Given information =
--- BEGIN ---

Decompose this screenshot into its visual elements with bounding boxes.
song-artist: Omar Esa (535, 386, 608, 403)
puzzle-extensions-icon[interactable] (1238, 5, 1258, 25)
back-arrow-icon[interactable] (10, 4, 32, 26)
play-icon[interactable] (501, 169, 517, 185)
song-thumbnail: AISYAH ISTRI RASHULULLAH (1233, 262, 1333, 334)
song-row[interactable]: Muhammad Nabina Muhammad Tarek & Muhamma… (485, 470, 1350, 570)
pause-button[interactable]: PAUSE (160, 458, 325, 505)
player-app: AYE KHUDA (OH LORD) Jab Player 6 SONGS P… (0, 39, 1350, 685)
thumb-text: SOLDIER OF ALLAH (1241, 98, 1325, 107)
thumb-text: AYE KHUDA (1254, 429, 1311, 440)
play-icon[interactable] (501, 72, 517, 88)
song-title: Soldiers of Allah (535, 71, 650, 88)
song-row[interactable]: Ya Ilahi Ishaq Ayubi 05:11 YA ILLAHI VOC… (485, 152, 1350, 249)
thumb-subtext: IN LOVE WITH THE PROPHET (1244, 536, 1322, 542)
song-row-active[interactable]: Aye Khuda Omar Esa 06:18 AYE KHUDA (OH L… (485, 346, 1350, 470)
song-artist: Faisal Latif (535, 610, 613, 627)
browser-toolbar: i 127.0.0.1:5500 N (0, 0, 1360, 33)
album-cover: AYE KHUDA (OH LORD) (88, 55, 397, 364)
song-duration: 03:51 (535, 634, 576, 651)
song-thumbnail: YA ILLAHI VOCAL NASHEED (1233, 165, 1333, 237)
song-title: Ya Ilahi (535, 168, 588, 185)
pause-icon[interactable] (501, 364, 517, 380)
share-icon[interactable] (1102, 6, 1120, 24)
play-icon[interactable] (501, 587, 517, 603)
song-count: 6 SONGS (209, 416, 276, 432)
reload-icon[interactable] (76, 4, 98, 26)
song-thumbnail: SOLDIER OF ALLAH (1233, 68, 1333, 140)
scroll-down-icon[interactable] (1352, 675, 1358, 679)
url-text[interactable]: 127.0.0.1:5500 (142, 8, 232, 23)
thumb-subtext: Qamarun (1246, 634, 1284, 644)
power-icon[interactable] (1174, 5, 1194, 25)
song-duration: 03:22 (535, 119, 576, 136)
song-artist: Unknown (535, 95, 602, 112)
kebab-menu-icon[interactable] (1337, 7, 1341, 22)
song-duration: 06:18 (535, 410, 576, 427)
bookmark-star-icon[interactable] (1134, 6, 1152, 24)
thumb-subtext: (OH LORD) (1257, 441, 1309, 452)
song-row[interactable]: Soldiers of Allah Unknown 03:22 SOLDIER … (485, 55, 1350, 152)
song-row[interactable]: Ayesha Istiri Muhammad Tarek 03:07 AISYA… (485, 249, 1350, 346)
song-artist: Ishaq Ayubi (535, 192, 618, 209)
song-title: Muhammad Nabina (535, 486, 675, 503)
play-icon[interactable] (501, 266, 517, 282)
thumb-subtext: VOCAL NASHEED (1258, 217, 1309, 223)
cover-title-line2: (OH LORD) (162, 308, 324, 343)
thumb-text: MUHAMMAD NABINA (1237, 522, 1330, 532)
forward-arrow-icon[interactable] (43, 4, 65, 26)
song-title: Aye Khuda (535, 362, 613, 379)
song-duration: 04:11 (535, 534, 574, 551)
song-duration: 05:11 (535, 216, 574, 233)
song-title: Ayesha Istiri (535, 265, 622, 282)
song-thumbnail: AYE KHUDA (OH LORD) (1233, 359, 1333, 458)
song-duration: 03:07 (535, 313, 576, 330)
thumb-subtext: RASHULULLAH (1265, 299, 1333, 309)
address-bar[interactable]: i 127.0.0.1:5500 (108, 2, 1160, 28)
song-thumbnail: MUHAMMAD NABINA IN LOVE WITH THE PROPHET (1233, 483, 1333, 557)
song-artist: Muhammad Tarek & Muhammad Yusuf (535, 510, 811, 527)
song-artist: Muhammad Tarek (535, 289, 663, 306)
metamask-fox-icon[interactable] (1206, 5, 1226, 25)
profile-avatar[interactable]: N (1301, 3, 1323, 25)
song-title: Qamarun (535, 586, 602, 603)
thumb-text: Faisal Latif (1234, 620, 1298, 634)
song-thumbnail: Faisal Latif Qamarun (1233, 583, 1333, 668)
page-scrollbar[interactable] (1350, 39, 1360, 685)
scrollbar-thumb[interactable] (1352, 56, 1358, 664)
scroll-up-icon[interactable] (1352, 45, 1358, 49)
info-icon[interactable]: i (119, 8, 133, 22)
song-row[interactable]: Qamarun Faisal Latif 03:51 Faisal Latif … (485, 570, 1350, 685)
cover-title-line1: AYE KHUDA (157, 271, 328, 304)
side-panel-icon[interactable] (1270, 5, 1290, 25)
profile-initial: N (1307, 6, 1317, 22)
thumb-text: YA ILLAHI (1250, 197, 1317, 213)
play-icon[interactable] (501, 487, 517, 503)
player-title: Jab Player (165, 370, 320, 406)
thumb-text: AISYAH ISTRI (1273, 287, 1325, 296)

--- END ---

Please pick out each line in the entries above that contains the word "title" and copy those lines.

song-title: Soldiers of Allah (535, 71, 650, 88)
song-title: Ya Ilahi (535, 168, 588, 185)
song-title: Muhammad Nabina (535, 486, 675, 503)
cover-title-line2: (OH LORD) (162, 308, 324, 343)
song-title: Aye Khuda (535, 362, 613, 379)
song-title: Ayesha Istiri (535, 265, 622, 282)
song-title: Qamarun (535, 586, 602, 603)
cover-title-line1: AYE KHUDA (157, 271, 328, 304)
player-title: Jab Player (165, 370, 320, 406)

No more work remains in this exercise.